TASK INSTRUCTIONS. Write out all of the data exactly as it appears.

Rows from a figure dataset
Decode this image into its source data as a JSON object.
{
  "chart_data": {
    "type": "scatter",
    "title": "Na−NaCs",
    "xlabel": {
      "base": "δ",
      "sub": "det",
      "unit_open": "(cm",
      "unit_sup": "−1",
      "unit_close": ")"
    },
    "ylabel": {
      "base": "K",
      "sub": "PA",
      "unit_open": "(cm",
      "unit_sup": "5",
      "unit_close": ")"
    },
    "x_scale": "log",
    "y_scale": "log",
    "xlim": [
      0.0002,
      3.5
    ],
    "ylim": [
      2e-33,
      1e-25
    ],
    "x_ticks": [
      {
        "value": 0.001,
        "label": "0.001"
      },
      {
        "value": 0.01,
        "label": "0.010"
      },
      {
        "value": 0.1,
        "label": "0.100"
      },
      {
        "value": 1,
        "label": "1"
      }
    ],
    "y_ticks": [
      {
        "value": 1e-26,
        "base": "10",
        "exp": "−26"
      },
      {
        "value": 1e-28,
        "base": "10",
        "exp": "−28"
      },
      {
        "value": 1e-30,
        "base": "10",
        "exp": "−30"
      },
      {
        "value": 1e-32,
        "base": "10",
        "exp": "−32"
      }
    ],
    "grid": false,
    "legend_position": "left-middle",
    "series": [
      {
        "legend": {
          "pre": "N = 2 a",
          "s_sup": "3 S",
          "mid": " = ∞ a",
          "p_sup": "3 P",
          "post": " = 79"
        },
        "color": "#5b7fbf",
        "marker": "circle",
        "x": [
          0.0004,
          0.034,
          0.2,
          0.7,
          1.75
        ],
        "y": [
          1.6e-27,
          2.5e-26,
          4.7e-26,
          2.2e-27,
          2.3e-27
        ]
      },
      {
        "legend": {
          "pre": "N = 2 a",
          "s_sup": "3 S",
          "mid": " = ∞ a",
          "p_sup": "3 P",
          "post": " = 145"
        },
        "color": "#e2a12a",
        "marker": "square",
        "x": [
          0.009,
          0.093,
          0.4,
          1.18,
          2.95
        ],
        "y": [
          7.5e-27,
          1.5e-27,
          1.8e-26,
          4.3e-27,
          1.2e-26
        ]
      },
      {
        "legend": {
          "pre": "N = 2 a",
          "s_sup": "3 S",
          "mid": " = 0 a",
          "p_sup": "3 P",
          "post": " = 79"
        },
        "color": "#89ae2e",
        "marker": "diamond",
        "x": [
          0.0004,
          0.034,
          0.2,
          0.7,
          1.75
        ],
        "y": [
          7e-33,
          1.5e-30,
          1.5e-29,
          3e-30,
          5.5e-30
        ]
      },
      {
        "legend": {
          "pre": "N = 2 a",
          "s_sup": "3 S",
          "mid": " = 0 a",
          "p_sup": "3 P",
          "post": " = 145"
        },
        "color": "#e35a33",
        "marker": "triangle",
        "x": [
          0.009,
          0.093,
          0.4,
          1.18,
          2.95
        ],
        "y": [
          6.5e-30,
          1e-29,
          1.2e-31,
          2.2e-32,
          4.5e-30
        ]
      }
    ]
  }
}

FINAL RESULT.
Decode this image into its source data as a JSON object.
{
  "chart_data": {
    "type": "scatter",
    "title": "Na−NaCs",
    "xlabel": {
      "base": "δ",
      "sub": "det",
      "unit_open": "(cm",
      "unit_sup": "−1",
      "unit_close": ")"
    },
    "ylabel": {
      "base": "K",
      "sub": "PA",
      "unit_open": "(cm",
      "unit_sup": "5",
      "unit_close": ")"
    },
    "x_scale": "log",
    "y_scale": "log",
    "xlim": [
      0.0002,
      3.5
    ],
    "ylim": [
      2e-33,
      1e-25
    ],
    "x_ticks": [
      {
        "value": 0.001,
        "label": "0.001"
      },
      {
        "value": 0.01,
        "label": "0.010"
      },
      {
        "value": 0.1,
        "label": "0.100"
      },
      {
        "value": 1,
        "label": "1"
      }
    ],
    "y_ticks": [
      {
        "value": 1e-26,
        "base": "10",
        "exp": "−26"
      },
      {
        "value": 1e-28,
        "base": "10",
        "exp": "−28"
      },
      {
        "value": 1e-30,
        "base": "10",
        "exp": "−30"
      },
      {
        "value": 1e-32,
        "base": "10",
        "exp": "−32"
      }
    ],
    "grid": false,
    "legend_position": "left-middle",
    "series": [
      {
        "legend": {
          "pre": "N = 2 a",
          "s_sup": "3 S",
          "mid": " = ∞ a",
          "p_sup": "3 P",
          "post": " = 79"
        },
        "color": "#5b7fbf",
        "marker": "circle",
        "x": [
          0.0004,
          0.034,
          0.2,
          0.7,
          1.75
        ],
        "y": [
          1.6e-27,
          2.5e-26,
          4.7e-26,
          2.2e-27,
          2.3e-27
        ]
      },
      {
        "legend": {
          "pre": "N = 2 a",
          "s_sup": "3 S",
          "mid": " = ∞ a",
          "p_sup": "3 P",
          "post": " = 145"
        },
        "color": "#e2a12a",
        "marker": "square",
        "x": [
          0.009,
          0.093,
          0.4,
          1.18,
          2.95
        ],
        "y": [
          7.5e-27,
          1.5e-27,
          1.8e-26,
          4.3e-27,
          1.2e-26
        ]
      },
      {
        "legend": {
          "pre": "N = 2 a",
          "s_sup": "3 S",
          "mid": " = 0 a",
          "p_sup": "3 P",
          "post": " = 79"
        },
        "color": "#89ae2e",
        "marker": "diamond",
        "x": [
          0.0004,
          0.034,
          0.2,
          0.7,
          1.75
        ],
        "y": [
          7e-33,
          1.5e-30,
          1.5e-29,
          3e-30,
          5.5e-30
        ]
      },
      {
        "legend": {
          "pre": "N = 2 a",
          "s_sup": "3 S",
          "mid": " = 0 a",
          "p_sup": "3 P",
          "post": " = 145"
        },
        "color": "#e35a33",
        "marker": "triangle",
        "x": [
          0.009,
          0.093,
          0.4,
          1.18,
          2.95
        ],
        "y": [
          6.5e-30,
          1e-29,
          1.2e-31,
          2.2e-32,
          4.5e-30
        ]
      }
    ]
  }
}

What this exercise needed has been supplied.